#### Task to complete:
Print all entries precisely as they are written.

#### Given information:

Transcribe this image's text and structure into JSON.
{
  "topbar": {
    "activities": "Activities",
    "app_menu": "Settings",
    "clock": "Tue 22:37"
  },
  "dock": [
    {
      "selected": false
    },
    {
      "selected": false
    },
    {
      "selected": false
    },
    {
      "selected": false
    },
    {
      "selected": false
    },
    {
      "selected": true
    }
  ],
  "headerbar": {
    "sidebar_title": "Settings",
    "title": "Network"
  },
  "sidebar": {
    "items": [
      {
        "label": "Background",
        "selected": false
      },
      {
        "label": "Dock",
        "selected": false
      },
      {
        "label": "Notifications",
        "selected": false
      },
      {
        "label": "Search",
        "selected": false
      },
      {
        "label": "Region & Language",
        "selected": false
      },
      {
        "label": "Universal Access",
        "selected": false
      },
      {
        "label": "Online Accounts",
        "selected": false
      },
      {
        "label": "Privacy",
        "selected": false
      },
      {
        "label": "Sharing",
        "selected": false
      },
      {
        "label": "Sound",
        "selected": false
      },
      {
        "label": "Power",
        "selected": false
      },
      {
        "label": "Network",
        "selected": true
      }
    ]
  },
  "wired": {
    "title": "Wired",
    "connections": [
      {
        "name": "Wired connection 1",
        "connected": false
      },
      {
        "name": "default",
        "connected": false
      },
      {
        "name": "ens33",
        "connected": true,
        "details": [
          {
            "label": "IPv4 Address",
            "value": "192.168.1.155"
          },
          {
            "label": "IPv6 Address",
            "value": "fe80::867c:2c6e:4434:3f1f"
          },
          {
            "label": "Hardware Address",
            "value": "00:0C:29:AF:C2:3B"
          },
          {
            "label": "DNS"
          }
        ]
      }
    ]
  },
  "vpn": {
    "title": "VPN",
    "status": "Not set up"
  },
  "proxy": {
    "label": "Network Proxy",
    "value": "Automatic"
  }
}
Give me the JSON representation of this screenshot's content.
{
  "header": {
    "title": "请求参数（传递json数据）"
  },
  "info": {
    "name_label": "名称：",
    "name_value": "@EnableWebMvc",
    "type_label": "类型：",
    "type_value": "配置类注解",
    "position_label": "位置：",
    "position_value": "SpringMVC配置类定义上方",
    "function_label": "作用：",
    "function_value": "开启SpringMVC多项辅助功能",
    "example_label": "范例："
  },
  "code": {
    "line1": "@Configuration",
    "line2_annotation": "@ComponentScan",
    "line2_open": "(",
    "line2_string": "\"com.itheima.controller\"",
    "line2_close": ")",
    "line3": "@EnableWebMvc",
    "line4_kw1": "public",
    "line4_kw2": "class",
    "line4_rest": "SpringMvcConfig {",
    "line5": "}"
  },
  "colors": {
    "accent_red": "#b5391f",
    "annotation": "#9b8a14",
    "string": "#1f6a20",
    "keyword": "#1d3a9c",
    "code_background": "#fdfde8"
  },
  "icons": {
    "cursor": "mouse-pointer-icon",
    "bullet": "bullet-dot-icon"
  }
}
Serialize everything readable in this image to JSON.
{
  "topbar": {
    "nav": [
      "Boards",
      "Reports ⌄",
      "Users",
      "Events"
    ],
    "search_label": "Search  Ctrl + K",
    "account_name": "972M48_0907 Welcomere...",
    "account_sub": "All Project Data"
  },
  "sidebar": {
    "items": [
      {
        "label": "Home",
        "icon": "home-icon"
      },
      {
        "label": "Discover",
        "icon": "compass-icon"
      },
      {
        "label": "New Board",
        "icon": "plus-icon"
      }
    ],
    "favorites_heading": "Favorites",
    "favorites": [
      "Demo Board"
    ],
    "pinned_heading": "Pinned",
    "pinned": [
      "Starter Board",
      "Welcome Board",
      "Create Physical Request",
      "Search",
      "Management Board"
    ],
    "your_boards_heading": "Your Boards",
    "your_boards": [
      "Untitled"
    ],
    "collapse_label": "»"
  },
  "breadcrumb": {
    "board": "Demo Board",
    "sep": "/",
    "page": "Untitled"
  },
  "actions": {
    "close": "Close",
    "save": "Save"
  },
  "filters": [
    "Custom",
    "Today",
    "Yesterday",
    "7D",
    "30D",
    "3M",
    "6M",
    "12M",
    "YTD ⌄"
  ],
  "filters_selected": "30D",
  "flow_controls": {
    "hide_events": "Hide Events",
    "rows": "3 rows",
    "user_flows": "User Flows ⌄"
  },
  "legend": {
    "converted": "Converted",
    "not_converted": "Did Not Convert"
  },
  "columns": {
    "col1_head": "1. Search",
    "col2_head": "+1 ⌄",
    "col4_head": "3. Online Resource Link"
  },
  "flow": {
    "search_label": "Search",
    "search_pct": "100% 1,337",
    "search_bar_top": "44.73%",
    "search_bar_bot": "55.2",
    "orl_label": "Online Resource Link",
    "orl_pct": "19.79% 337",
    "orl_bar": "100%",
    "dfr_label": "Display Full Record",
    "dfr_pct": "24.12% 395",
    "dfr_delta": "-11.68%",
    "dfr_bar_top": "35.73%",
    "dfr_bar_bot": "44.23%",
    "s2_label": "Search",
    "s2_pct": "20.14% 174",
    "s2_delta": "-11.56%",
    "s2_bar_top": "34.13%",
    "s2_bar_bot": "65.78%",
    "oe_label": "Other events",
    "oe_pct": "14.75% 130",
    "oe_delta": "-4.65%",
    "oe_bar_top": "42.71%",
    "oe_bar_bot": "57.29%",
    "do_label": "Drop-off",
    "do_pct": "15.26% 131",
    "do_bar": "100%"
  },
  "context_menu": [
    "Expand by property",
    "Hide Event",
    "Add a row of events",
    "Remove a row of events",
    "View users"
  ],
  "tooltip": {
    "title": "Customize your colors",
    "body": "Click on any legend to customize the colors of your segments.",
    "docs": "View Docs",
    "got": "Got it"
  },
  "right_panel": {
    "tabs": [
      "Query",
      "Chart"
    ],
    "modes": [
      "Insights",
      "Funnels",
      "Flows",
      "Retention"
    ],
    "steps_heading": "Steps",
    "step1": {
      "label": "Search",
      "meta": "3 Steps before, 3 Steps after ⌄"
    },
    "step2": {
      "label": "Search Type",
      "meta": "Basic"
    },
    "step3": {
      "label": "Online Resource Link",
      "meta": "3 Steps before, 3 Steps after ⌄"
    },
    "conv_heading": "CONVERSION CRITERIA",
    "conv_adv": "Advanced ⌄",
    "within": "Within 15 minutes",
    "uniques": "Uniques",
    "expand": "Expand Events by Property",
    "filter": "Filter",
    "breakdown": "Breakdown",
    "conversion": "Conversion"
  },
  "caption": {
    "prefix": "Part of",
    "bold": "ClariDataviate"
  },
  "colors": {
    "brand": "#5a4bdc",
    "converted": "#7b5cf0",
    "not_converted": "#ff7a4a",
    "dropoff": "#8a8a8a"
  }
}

#### Task response:
Transcribe this image's text and structure into JSON.
{
  "topbar": {
    "activities": "Activities",
    "app_menu": "Settings",
    "clock": "Tue 22:37"
  },
  "dock": [
    {
      "selected": false
    },
    {
      "selected": false
    },
    {
      "selected": false
    },
    {
      "selected": false
    },
    {
      "selected": false
    },
    {
      "selected": true
    }
  ],
  "headerbar": {
    "sidebar_title": "Settings",
    "title": "Network"
  },
  "sidebar": {
    "items": [
      {
        "label": "Background",
        "selected": false
      },
      {
        "label": "Dock",
        "selected": false
      },
      {
        "label": "Notifications",
        "selected": false
      },
      {
        "label": "Search",
        "selected": false
      },
      {
        "label": "Region & Language",
        "selected": false
      },
      {
        "label": "Universal Access",
        "selected": false
      },
      {
        "label": "Online Accounts",
        "selected": false
      },
      {
        "label": "Privacy",
        "selected": false
      },
      {
        "label": "Sharing",
        "selected": false
      },
      {
        "label": "Sound",
        "selected": false
      },
      {
        "label": "Power",
        "selected": false
      },
      {
        "label": "Network",
        "selected": true
      }
    ]
  },
  "wired": {
    "title": "Wired",
    "connections": [
      {
        "name": "Wired connection 1",
        "connected": false
      },
      {
        "name": "default",
        "connected": false
      },
      {
        "name": "ens33",
        "connected": true,
        "details": [
          {
            "label": "IPv4 Address",
            "value": "192.168.1.155"
          },
          {
            "label": "IPv6 Address",
            "value": "fe80::867c:2c6e:4434:3f1f"
          },
          {
            "label": "Hardware Address",
            "value": "00:0C:29:AF:C2:3B"
          },
          {
            "label": "DNS"
          }
        ]
      }
    ]
  },
  "vpn": {
    "title": "VPN",
    "status": "Not set up"
  },
  "proxy": {
    "label": "Network Proxy",
    "value": "Automatic"
  }
}
Give me the JSON representation of this screenshot's content.
{
  "header": {
    "title": "请求参数（传递json数据）"
  },
  "info": {
    "name_label": "名称：",
    "name_value": "@EnableWebMvc",
    "type_label": "类型：",
    "type_value": "配置类注解",
    "position_label": "位置：",
    "position_value": "SpringMVC配置类定义上方",
    "function_label": "作用：",
    "function_value": "开启SpringMVC多项辅助功能",
    "example_label": "范例："
  },
  "code": {
    "line1": "@Configuration",
    "line2_annotation": "@ComponentScan",
    "line2_open": "(",
    "line2_string": "\"com.itheima.controller\"",
    "line2_close": ")",
    "line3": "@EnableWebMvc",
    "line4_kw1": "public",
    "line4_kw2": "class",
    "line4_rest": "SpringMvcConfig {",
    "line5": "}"
  },
  "colors": {
    "accent_red": "#b5391f",
    "annotation": "#9b8a14",
    "string": "#1f6a20",
    "keyword": "#1d3a9c",
    "code_background": "#fdfde8"
  },
  "icons": {
    "cursor": "mouse-pointer-icon",
    "bullet": "bullet-dot-icon"
  }
}
Serialize everything readable in this image to JSON.
{
  "topbar": {
    "nav": [
      "Boards",
      "Reports ⌄",
      "Users",
      "Events"
    ],
    "search_label": "Search  Ctrl + K",
    "account_name": "972M48_0907 Welcomere...",
    "account_sub": "All Project Data"
  },
  "sidebar": {
    "items": [
      {
        "label": "Home",
        "icon": "home-icon"
      },
      {
        "label": "Discover",
        "icon": "compass-icon"
      },
      {
        "label": "New Board",
        "icon": "plus-icon"
      }
    ],
    "favorites_heading": "Favorites",
    "favorites": [
      "Demo Board"
    ],
    "pinned_heading": "Pinned",
    "pinned": [
      "Starter Board",
      "Welcome Board",
      "Create Physical Request",
      "Search",
      "Management Board"
    ],
    "your_boards_heading": "Your Boards",
    "your_boards": [
      "Untitled"
    ],
    "collapse_label": "»"
  },
  "breadcrumb": {
    "board": "Demo Board",
    "sep": "/",
    "page": "Untitled"
  },
  "actions": {
    "close": "Close",
    "save": "Save"
  },
  "filters": [
    "Custom",
    "Today",
    "Yesterday",
    "7D",
    "30D",
    "3M",
    "6M",
    "12M",
    "YTD ⌄"
  ],
  "filters_selected": "30D",
  "flow_controls": {
    "hide_events": "Hide Events",
    "rows": "3 rows",
    "user_flows": "User Flows ⌄"
  },
  "legend": {
    "converted": "Converted",
    "not_converted": "Did Not Convert"
  },
  "columns": {
    "col1_head": "1. Search",
    "col2_head": "+1 ⌄",
    "col4_head": "3. Online Resource Link"
  },
  "flow": {
    "search_label": "Search",
    "search_pct": "100% 1,337",
    "search_bar_top": "44.73%",
    "search_bar_bot": "55.2",
    "orl_label": "Online Resource Link",
    "orl_pct": "19.79% 337",
    "orl_bar": "100%",
    "dfr_label": "Display Full Record",
    "dfr_pct": "24.12% 395",
    "dfr_delta": "-11.68%",
    "dfr_bar_top": "35.73%",
    "dfr_bar_bot": "44.23%",
    "s2_label": "Search",
    "s2_pct": "20.14% 174",
    "s2_delta": "-11.56%",
    "s2_bar_top": "34.13%",
    "s2_bar_bot": "65.78%",
    "oe_label": "Other events",
    "oe_pct": "14.75% 130",
    "oe_delta": "-4.65%",
    "oe_bar_top": "42.71%",
    "oe_bar_bot": "57.29%",
    "do_label": "Drop-off",
    "do_pct": "15.26% 131",
    "do_bar": "100%"
  },
  "context_menu": [
    "Expand by property",
    "Hide Event",
    "Add a row of events",
    "Remove a row of events",
    "View users"
  ],
  "tooltip": {
    "title": "Customize your colors",
    "body": "Click on any legend to customize the colors of your segments.",
    "docs": "View Docs",
    "got": "Got it"
  },
  "right_panel": {
    "tabs": [
      "Query",
      "Chart"
    ],
    "modes": [
      "Insights",
      "Funnels",
      "Flows",
      "Retention"
    ],
    "steps_heading": "Steps",
    "step1": {
      "label": "Search",
      "meta": "3 Steps before, 3 Steps after ⌄"
    },
    "step2": {
      "label": "Search Type",
      "meta": "Basic"
    },
    "step3": {
      "label": "Online Resource Link",
      "meta": "3 Steps before, 3 Steps after ⌄"
    },
    "conv_heading": "CONVERSION CRITERIA",
    "conv_adv": "Advanced ⌄",
    "within": "Within 15 minutes",
    "uniques": "Uniques",
    "expand": "Expand Events by Property",
    "filter": "Filter",
    "breakdown": "Breakdown",
    "conversion": "Conversion"
  },
  "caption": {
    "prefix": "Part of",
    "bold": "ClariDataviate"
  },
  "colors": {
    "brand": "#5a4bdc",
    "converted": "#7b5cf0",
    "not_converted": "#ff7a4a",
    "dropoff": "#8a8a8a"
  }
}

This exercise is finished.